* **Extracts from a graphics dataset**
┌──

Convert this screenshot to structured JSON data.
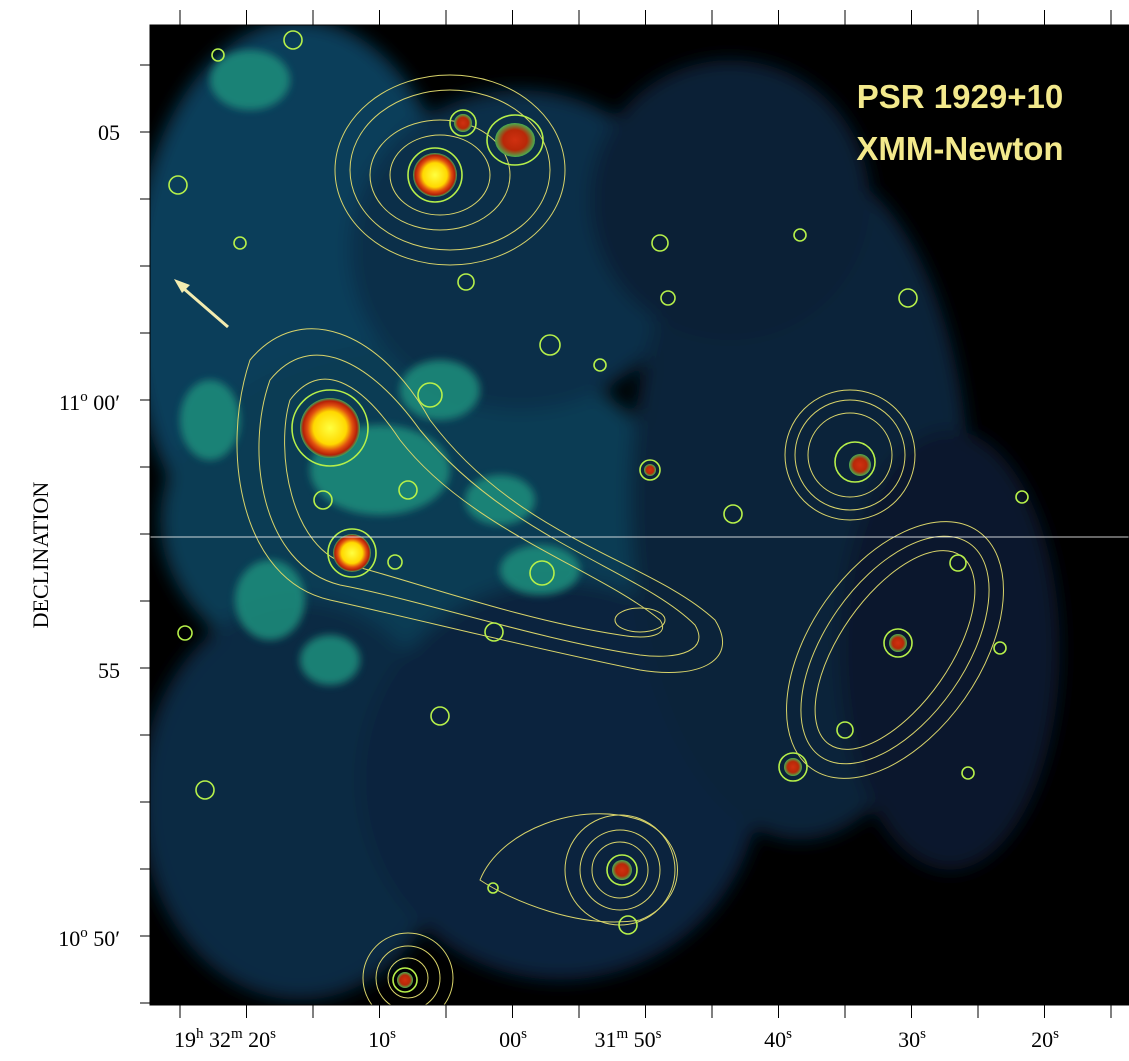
{
  "header": {
    "title": "PSR 1929+10",
    "subtitle": "XMM-Newton"
  },
  "y_axis": {
    "label": "DECLINATION",
    "ticks": [
      [
        "05"
      ],
      [
        "11",
        "o",
        " 00′"
      ],
      [
        "55"
      ],
      [
        "10",
        "o",
        " 50′"
      ]
    ]
  },
  "x_axis": {
    "ticks": [
      [
        "19",
        "h",
        " 32",
        "m",
        " 20",
        "s"
      ],
      [
        "10",
        "s"
      ],
      [
        "00",
        "s"
      ],
      [
        "31",
        "m",
        " 50",
        "s"
      ],
      [
        "40",
        "s"
      ],
      [
        "30",
        "s"
      ],
      [
        "20",
        "s"
      ]
    ]
  }
}
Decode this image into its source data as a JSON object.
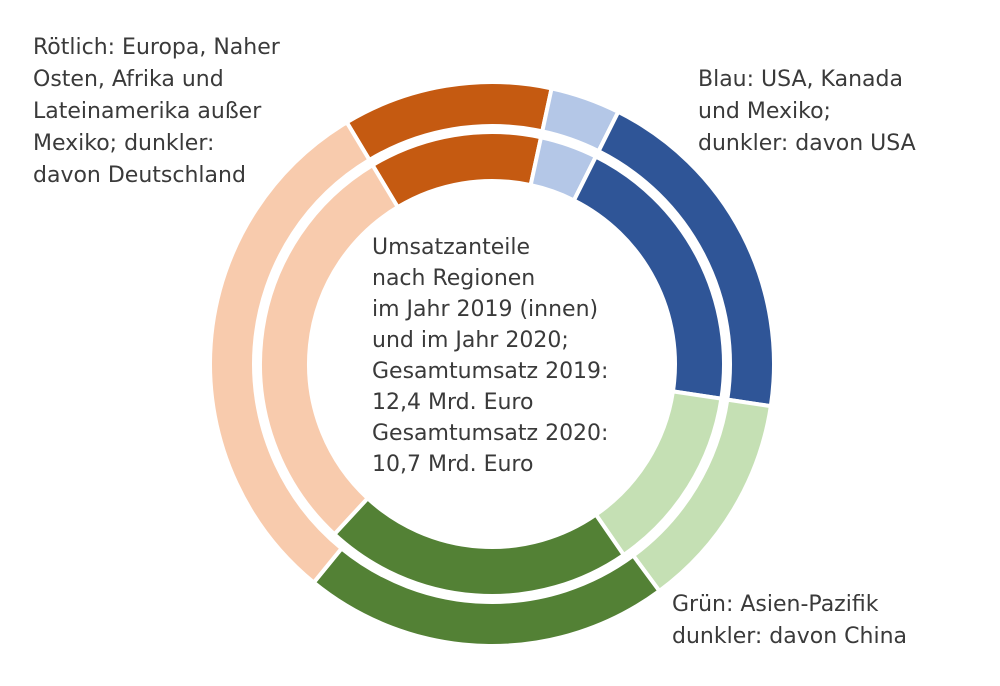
{
  "chart_data": {
    "type": "donut",
    "colors": [
      "#c55a11",
      "#b4c7e7",
      "#2f5597",
      "#c5e0b4",
      "#538135",
      "#f8cbad"
    ],
    "series": [
      {
        "values": [
          12,
          4,
          20,
          12.5,
          21,
          30.5
        ]
      },
      {
        "values": [
          12,
          4,
          20,
          13,
          21.5,
          29.5
        ]
      }
    ],
    "center_text": [
      "Umsatzanteile",
      "nach Regionen",
      "im Jahr 2019 (innen)",
      "und im Jahr 2020;",
      "Gesamtumsatz 2019:",
      "12,4 Mrd. Euro",
      "Gesamtumsatz 2020:",
      "10,7 Mrd. Euro"
    ],
    "annotations": [
      [
        "Rötlich: Europa, Naher",
        "Osten, Afrika und",
        "Lateinamerika außer",
        "Mexiko; dunkler:",
        "davon Deutschland"
      ],
      [
        "Blau: USA, Kanada",
        "und Mexiko;",
        "dunkler: davon USA"
      ],
      [
        "Grün: Asien-Pazifik",
        "dunkler: davon China"
      ]
    ]
  }
}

└──

* **THE TASK**
Each line in the material either holds the string "this" or does not. State how many do, and nothing else.

* **RIGHT ANSWER**
2